What you are asked to do
Rewrite the data below as a numbered list, omitting any blank lines.

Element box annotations
....................
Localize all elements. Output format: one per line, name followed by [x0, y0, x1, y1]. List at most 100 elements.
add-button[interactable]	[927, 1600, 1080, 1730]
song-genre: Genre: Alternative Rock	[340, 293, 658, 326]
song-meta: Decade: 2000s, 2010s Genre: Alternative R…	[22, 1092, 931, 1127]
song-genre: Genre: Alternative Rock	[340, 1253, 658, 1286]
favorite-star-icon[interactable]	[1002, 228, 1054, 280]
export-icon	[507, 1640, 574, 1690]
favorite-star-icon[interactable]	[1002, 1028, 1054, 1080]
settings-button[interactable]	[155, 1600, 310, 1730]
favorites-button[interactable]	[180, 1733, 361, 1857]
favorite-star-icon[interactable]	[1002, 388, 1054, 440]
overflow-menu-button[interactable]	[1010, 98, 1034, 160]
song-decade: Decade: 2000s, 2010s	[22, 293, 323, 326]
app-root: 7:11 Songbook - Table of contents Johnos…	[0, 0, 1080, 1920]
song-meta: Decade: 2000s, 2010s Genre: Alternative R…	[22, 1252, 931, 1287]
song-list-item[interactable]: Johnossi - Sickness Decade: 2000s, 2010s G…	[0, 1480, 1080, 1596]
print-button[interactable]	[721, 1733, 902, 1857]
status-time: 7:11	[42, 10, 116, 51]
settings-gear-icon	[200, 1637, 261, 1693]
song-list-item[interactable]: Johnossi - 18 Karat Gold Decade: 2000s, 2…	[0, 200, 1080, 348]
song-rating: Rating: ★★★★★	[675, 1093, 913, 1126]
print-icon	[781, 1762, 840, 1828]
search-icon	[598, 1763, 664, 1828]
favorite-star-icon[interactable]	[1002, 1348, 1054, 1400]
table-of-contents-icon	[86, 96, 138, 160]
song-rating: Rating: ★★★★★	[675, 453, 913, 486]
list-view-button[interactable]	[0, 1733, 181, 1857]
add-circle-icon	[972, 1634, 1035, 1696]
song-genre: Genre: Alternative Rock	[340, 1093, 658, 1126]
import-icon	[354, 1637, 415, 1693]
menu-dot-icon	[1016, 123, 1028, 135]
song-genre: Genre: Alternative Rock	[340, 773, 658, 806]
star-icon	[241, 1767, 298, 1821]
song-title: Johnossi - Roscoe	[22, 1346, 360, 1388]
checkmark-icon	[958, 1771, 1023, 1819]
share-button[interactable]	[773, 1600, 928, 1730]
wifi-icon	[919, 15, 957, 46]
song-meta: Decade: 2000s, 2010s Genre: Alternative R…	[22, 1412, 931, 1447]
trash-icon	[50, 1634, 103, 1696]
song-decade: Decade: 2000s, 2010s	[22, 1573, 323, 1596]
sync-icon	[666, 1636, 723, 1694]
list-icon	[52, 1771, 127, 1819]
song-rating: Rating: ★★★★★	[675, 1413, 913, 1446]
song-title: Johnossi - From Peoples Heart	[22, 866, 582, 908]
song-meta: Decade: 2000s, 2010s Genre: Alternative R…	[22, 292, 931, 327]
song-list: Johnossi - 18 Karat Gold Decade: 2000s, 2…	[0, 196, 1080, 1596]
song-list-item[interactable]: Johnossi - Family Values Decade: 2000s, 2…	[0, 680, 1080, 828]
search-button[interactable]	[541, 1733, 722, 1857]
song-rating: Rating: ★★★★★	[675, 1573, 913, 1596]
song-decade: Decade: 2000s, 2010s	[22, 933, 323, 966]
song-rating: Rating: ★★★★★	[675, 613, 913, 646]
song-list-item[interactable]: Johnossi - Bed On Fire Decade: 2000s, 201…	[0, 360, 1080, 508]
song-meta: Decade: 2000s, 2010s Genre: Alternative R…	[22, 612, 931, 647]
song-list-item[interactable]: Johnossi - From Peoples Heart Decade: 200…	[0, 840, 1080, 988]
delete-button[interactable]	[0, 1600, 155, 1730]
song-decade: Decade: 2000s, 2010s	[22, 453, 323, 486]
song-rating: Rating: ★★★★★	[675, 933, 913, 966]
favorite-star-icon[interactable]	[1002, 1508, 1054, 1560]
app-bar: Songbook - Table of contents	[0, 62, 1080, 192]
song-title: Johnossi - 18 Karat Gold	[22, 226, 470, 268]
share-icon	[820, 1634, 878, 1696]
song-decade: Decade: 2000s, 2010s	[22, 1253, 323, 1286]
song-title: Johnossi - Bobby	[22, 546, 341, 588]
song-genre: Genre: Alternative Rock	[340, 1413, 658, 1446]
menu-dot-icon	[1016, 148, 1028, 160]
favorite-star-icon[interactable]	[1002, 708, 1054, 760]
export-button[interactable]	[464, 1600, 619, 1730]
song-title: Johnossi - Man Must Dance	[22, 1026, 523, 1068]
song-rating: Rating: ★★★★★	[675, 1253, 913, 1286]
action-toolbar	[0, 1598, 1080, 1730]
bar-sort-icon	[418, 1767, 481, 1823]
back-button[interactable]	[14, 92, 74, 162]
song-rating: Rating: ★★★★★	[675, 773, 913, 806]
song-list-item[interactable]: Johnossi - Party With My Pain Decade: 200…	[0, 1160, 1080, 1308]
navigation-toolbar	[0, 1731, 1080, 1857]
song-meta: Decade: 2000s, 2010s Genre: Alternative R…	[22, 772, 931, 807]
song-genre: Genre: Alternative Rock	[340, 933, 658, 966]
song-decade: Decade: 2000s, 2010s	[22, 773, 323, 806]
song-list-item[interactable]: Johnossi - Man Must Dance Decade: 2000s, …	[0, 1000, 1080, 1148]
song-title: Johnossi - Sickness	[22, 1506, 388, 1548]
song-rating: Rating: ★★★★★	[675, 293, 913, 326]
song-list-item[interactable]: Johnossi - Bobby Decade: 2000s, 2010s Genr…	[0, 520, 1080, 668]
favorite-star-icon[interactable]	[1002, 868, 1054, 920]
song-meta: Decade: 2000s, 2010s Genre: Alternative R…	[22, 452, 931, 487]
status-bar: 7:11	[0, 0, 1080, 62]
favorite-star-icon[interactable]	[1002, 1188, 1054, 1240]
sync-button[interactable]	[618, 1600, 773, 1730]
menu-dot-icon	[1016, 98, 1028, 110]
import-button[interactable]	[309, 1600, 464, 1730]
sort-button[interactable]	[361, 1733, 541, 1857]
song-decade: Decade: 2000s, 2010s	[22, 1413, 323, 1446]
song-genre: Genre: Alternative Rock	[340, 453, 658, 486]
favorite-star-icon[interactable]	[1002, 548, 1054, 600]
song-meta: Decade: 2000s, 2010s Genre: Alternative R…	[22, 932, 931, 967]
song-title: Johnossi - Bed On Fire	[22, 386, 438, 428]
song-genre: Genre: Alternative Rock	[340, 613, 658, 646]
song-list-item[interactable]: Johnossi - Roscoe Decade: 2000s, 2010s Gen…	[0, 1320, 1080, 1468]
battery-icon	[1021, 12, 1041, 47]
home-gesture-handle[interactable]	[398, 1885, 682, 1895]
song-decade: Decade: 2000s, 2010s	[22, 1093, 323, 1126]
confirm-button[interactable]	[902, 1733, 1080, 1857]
....................
Task answer
1. Localize all elements. Output format: one per line, name followed by [x0, y0, x1, y1]. List at most 100 elements.
2. add-button[interactable]	[927, 1600, 1080, 1730]
3. song-genre: Genre: Alternative Rock	[340, 293, 658, 326]
4. song-meta: Decade: 2000s, 2010s Genre: Alternative R…	[22, 1092, 931, 1127]
5. song-genre: Genre: Alternative Rock	[340, 1253, 658, 1286]
6. favorite-star-icon[interactable]	[1002, 228, 1054, 280]
7. export-icon	[507, 1640, 574, 1690]
8. favorite-star-icon[interactable]	[1002, 1028, 1054, 1080]
9. settings-button[interactable]	[155, 1600, 310, 1730]
10. favorites-button[interactable]	[180, 1733, 361, 1857]
11. favorite-star-icon[interactable]	[1002, 388, 1054, 440]
12. overflow-menu-button[interactable]	[1010, 98, 1034, 160]
13. song-decade: Decade: 2000s, 2010s	[22, 293, 323, 326]
14. app-root: 7:11 Songbook - Table of contents Johnos…	[0, 0, 1080, 1920]
15. song-meta: Decade: 2000s, 2010s Genre: Alternative R…	[22, 1252, 931, 1287]
16. song-list-item[interactable]: Johnossi - Sickness Decade: 2000s, 2010s G…	[0, 1480, 1080, 1596]
17. print-button[interactable]	[721, 1733, 902, 1857]
18. status-time: 7:11	[42, 10, 116, 51]
19. settings-gear-icon	[200, 1637, 261, 1693]
20. song-list-item[interactable]: Johnossi - 18 Karat Gold Decade: 2000s, 2…	[0, 200, 1080, 348]
21. song-rating: Rating: ★★★★★	[675, 1093, 913, 1126]
22. print-icon	[781, 1762, 840, 1828]
23. search-icon	[598, 1763, 664, 1828]
24. favorite-star-icon[interactable]	[1002, 1348, 1054, 1400]
25. table-of-contents-icon	[86, 96, 138, 160]
26. song-rating: Rating: ★★★★★	[675, 453, 913, 486]
27. list-view-button[interactable]	[0, 1733, 181, 1857]
28. add-circle-icon	[972, 1634, 1035, 1696]
29. song-genre: Genre: Alternative Rock	[340, 1093, 658, 1126]
30. import-icon	[354, 1637, 415, 1693]
31. menu-dot-icon	[1016, 123, 1028, 135]
32. song-genre: Genre: Alternative Rock	[340, 773, 658, 806]
33. star-icon	[241, 1767, 298, 1821]
34. song-title: Johnossi - Roscoe	[22, 1346, 360, 1388]
35. checkmark-icon	[958, 1771, 1023, 1819]
36. share-button[interactable]	[773, 1600, 928, 1730]
37. wifi-icon	[919, 15, 957, 46]
38. song-meta: Decade: 2000s, 2010s Genre: Alternative R…	[22, 1412, 931, 1447]
39. trash-icon	[50, 1634, 103, 1696]
40. song-decade: Decade: 2000s, 2010s	[22, 1573, 323, 1596]
41. sync-icon	[666, 1636, 723, 1694]
42. list-icon	[52, 1771, 127, 1819]
43. song-rating: Rating: ★★★★★	[675, 1413, 913, 1446]
44. song-title: Johnossi - From Peoples Heart	[22, 866, 582, 908]
45. song-meta: Decade: 2000s, 2010s Genre: Alternative R…	[22, 292, 931, 327]
46. song-list: Johnossi - 18 Karat Gold Decade: 2000s, 2…	[0, 196, 1080, 1596]
47. song-list-item[interactable]: Johnossi - Family Values Decade: 2000s, 2…	[0, 680, 1080, 828]
48. search-button[interactable]	[541, 1733, 722, 1857]
49. song-rating: Rating: ★★★★★	[675, 1573, 913, 1596]
50. song-decade: Decade: 2000s, 2010s	[22, 933, 323, 966]
51. song-rating: Rating: ★★★★★	[675, 613, 913, 646]
52. song-list-item[interactable]: Johnossi - Bed On Fire Decade: 2000s, 201…	[0, 360, 1080, 508]
53. song-meta: Decade: 2000s, 2010s Genre: Alternative R…	[22, 612, 931, 647]
54. song-list-item[interactable]: Johnossi - From Peoples Heart Decade: 200…	[0, 840, 1080, 988]
55. delete-button[interactable]	[0, 1600, 155, 1730]
56. song-decade: Decade: 2000s, 2010s	[22, 453, 323, 486]
57. song-rating: Rating: ★★★★★	[675, 933, 913, 966]
58. favorite-star-icon[interactable]	[1002, 1508, 1054, 1560]
59. app-bar: Songbook - Table of contents	[0, 62, 1080, 192]
60. song-title: Johnossi - 18 Karat Gold	[22, 226, 470, 268]
61. share-icon	[820, 1634, 878, 1696]
62. song-decade: Decade: 2000s, 2010s	[22, 1253, 323, 1286]
63. song-title: Johnossi - Bobby	[22, 546, 341, 588]
64. song-genre: Genre: Alternative Rock	[340, 1413, 658, 1446]
65. menu-dot-icon	[1016, 148, 1028, 160]
66. favorite-star-icon[interactable]	[1002, 708, 1054, 760]
67. export-button[interactable]	[464, 1600, 619, 1730]
68. song-title: Johnossi - Man Must Dance	[22, 1026, 523, 1068]
69. song-rating: Rating: ★★★★★	[675, 1253, 913, 1286]
70. action-toolbar	[0, 1598, 1080, 1730]
71. bar-sort-icon	[418, 1767, 481, 1823]
72. back-button[interactable]	[14, 92, 74, 162]
73. song-rating: Rating: ★★★★★	[675, 773, 913, 806]
74. song-list-item[interactable]: Johnossi - Party With My Pain Decade: 200…	[0, 1160, 1080, 1308]
75. navigation-toolbar	[0, 1731, 1080, 1857]
76. song-meta: Decade: 2000s, 2010s Genre: Alternative R…	[22, 772, 931, 807]
77. song-genre: Genre: Alternative Rock	[340, 933, 658, 966]
78. song-decade: Decade: 2000s, 2010s	[22, 773, 323, 806]
79. song-list-item[interactable]: Johnossi - Man Must Dance Decade: 2000s, …	[0, 1000, 1080, 1148]
80. song-title: Johnossi - Sickness	[22, 1506, 388, 1548]
81. song-rating: Rating: ★★★★★	[675, 293, 913, 326]
82. song-list-item[interactable]: Johnossi - Bobby Decade: 2000s, 2010s Genr…	[0, 520, 1080, 668]
83. favorite-star-icon[interactable]	[1002, 868, 1054, 920]
84. song-meta: Decade: 2000s, 2010s Genre: Alternative R…	[22, 452, 931, 487]
85. status-bar: 7:11	[0, 0, 1080, 62]
86. favorite-star-icon[interactable]	[1002, 1188, 1054, 1240]
87. sync-button[interactable]	[618, 1600, 773, 1730]
88. menu-dot-icon	[1016, 98, 1028, 110]
89. import-button[interactable]	[309, 1600, 464, 1730]
90. sort-button[interactable]	[361, 1733, 541, 1857]
91. song-decade: Decade: 2000s, 2010s	[22, 1413, 323, 1446]
92. song-genre: Genre: Alternative Rock	[340, 453, 658, 486]
93. favorite-star-icon[interactable]	[1002, 548, 1054, 600]
94. song-meta: Decade: 2000s, 2010s Genre: Alternative R…	[22, 932, 931, 967]
95. song-title: Johnossi - Bed On Fire	[22, 386, 438, 428]
96. song-genre: Genre: Alternative Rock	[340, 613, 658, 646]
97. song-list-item[interactable]: Johnossi - Roscoe Decade: 2000s, 2010s Gen…	[0, 1320, 1080, 1468]
98. battery-icon	[1021, 12, 1041, 47]
99. home-gesture-handle[interactable]	[398, 1885, 682, 1895]
100. song-decade: Decade: 2000s, 2010s	[22, 1093, 323, 1126]
101. confirm-button[interactable]	[902, 1733, 1080, 1857]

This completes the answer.